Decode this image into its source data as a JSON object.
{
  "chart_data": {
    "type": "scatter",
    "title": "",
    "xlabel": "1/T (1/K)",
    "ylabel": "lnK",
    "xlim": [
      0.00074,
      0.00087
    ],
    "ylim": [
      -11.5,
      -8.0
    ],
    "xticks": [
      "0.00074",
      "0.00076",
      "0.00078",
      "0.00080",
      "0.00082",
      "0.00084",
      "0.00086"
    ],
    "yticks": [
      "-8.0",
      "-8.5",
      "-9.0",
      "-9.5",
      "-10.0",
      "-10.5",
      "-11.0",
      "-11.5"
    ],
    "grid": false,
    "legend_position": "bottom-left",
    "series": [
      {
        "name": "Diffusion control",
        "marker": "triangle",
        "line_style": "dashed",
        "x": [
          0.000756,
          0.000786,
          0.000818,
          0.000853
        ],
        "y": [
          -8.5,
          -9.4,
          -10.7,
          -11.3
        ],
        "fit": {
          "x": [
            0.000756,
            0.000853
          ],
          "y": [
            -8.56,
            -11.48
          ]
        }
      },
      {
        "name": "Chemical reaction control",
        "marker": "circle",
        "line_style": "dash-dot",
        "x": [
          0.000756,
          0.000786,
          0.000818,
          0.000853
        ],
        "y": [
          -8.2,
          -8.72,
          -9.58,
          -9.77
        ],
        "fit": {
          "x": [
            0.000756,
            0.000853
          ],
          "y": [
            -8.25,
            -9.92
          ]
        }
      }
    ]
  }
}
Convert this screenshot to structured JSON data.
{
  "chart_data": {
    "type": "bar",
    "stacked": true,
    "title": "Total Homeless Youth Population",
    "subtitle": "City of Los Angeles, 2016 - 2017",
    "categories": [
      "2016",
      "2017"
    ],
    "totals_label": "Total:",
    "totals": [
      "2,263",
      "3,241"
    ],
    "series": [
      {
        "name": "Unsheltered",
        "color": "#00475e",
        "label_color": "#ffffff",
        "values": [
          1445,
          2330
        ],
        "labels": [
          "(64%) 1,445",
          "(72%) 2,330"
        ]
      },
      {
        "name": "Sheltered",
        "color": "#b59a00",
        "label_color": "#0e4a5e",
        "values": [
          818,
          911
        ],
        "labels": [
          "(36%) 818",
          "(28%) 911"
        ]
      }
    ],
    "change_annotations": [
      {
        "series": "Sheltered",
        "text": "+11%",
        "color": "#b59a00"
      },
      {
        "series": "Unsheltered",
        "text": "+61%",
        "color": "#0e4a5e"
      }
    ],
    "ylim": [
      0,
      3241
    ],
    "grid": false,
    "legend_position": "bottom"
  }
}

--- Instruction ---
Your answer should consist only of the lines from the one with "Convert this screenshot" through the end of the data above, reproduced exactly.

--- Solution for this exercise ---
Convert this screenshot to structured JSON data.
{
  "chart_data": {
    "type": "bar",
    "stacked": true,
    "title": "Total Homeless Youth Population",
    "subtitle": "City of Los Angeles, 2016 - 2017",
    "categories": [
      "2016",
      "2017"
    ],
    "totals_label": "Total:",
    "totals": [
      "2,263",
      "3,241"
    ],
    "series": [
      {
        "name": "Unsheltered",
        "color": "#00475e",
        "label_color": "#ffffff",
        "values": [
          1445,
          2330
        ],
        "labels": [
          "(64%) 1,445",
          "(72%) 2,330"
        ]
      },
      {
        "name": "Sheltered",
        "color": "#b59a00",
        "label_color": "#0e4a5e",
        "values": [
          818,
          911
        ],
        "labels": [
          "(36%) 818",
          "(28%) 911"
        ]
      }
    ],
    "change_annotations": [
      {
        "series": "Sheltered",
        "text": "+11%",
        "color": "#b59a00"
      },
      {
        "series": "Unsheltered",
        "text": "+61%",
        "color": "#0e4a5e"
      }
    ],
    "ylim": [
      0,
      3241
    ],
    "grid": false,
    "legend_position": "bottom"
  }
}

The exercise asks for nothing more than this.